• Requirement: Exactly the lines from the one containing "Read all visible content and emit it as JSON." through the final line of the listing are to be retyped, and nothing more.

• Material provided:
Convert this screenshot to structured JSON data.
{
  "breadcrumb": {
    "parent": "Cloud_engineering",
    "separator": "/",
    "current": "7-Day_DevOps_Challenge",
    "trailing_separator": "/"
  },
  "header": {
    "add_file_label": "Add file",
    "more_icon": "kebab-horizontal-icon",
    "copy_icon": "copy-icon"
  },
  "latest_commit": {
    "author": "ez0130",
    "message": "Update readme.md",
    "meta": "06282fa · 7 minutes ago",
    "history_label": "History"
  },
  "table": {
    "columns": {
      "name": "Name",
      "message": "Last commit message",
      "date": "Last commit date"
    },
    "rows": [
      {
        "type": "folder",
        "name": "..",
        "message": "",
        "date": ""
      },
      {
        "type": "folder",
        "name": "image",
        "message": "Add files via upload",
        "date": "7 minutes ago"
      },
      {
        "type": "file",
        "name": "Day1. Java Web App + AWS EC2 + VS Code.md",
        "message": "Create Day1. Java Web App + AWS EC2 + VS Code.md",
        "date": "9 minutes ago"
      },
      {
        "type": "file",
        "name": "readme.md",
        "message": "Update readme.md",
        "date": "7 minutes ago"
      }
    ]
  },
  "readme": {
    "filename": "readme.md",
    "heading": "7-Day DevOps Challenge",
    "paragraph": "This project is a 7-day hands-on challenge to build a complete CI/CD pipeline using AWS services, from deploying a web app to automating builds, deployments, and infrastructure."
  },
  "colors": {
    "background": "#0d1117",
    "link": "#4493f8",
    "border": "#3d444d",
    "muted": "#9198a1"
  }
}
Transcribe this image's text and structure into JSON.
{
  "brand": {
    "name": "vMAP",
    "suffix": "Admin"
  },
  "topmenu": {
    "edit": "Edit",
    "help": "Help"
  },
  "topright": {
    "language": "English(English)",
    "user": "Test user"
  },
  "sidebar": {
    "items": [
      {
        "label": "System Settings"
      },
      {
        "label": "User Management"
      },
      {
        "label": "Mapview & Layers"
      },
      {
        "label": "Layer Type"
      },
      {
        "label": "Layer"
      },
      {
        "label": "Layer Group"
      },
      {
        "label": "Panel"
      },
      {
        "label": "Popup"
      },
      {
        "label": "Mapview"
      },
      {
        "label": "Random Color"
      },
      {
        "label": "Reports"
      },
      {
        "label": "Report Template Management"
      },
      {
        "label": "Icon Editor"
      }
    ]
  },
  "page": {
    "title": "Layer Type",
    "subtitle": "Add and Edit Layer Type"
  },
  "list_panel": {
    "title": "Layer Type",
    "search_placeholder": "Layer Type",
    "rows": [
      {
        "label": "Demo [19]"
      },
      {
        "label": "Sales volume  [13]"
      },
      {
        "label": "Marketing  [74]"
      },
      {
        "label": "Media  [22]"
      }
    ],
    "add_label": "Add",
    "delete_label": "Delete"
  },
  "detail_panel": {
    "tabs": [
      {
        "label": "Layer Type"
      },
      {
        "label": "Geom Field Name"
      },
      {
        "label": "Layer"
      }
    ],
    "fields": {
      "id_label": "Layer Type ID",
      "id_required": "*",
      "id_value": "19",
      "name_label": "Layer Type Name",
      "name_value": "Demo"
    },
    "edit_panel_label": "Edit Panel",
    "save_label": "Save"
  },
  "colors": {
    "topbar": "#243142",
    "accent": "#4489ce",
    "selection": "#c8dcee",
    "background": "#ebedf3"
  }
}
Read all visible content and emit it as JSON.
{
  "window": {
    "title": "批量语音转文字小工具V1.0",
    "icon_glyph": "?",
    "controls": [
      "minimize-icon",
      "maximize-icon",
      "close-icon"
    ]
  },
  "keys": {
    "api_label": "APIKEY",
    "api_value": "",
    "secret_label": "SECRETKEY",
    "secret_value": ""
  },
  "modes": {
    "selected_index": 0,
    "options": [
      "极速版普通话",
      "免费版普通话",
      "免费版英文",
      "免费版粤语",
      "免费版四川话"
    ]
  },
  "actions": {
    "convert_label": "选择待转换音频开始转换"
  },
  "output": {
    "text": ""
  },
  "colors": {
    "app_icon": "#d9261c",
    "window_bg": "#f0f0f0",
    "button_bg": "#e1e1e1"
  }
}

• Correct answer:
Read all visible content and emit it as JSON.
{
  "window": {
    "title": "批量语音转文字小工具V1.0",
    "icon_glyph": "?",
    "controls": [
      "minimize-icon",
      "maximize-icon",
      "close-icon"
    ]
  },
  "keys": {
    "api_label": "APIKEY",
    "api_value": "",
    "secret_label": "SECRETKEY",
    "secret_value": ""
  },
  "modes": {
    "selected_index": 0,
    "options": [
      "极速版普通话",
      "免费版普通话",
      "免费版英文",
      "免费版粤语",
      "免费版四川话"
    ]
  },
  "actions": {
    "convert_label": "选择待转换音频开始转换"
  },
  "output": {
    "text": ""
  },
  "colors": {
    "app_icon": "#d9261c",
    "window_bg": "#f0f0f0",
    "button_bg": "#e1e1e1"
  }
}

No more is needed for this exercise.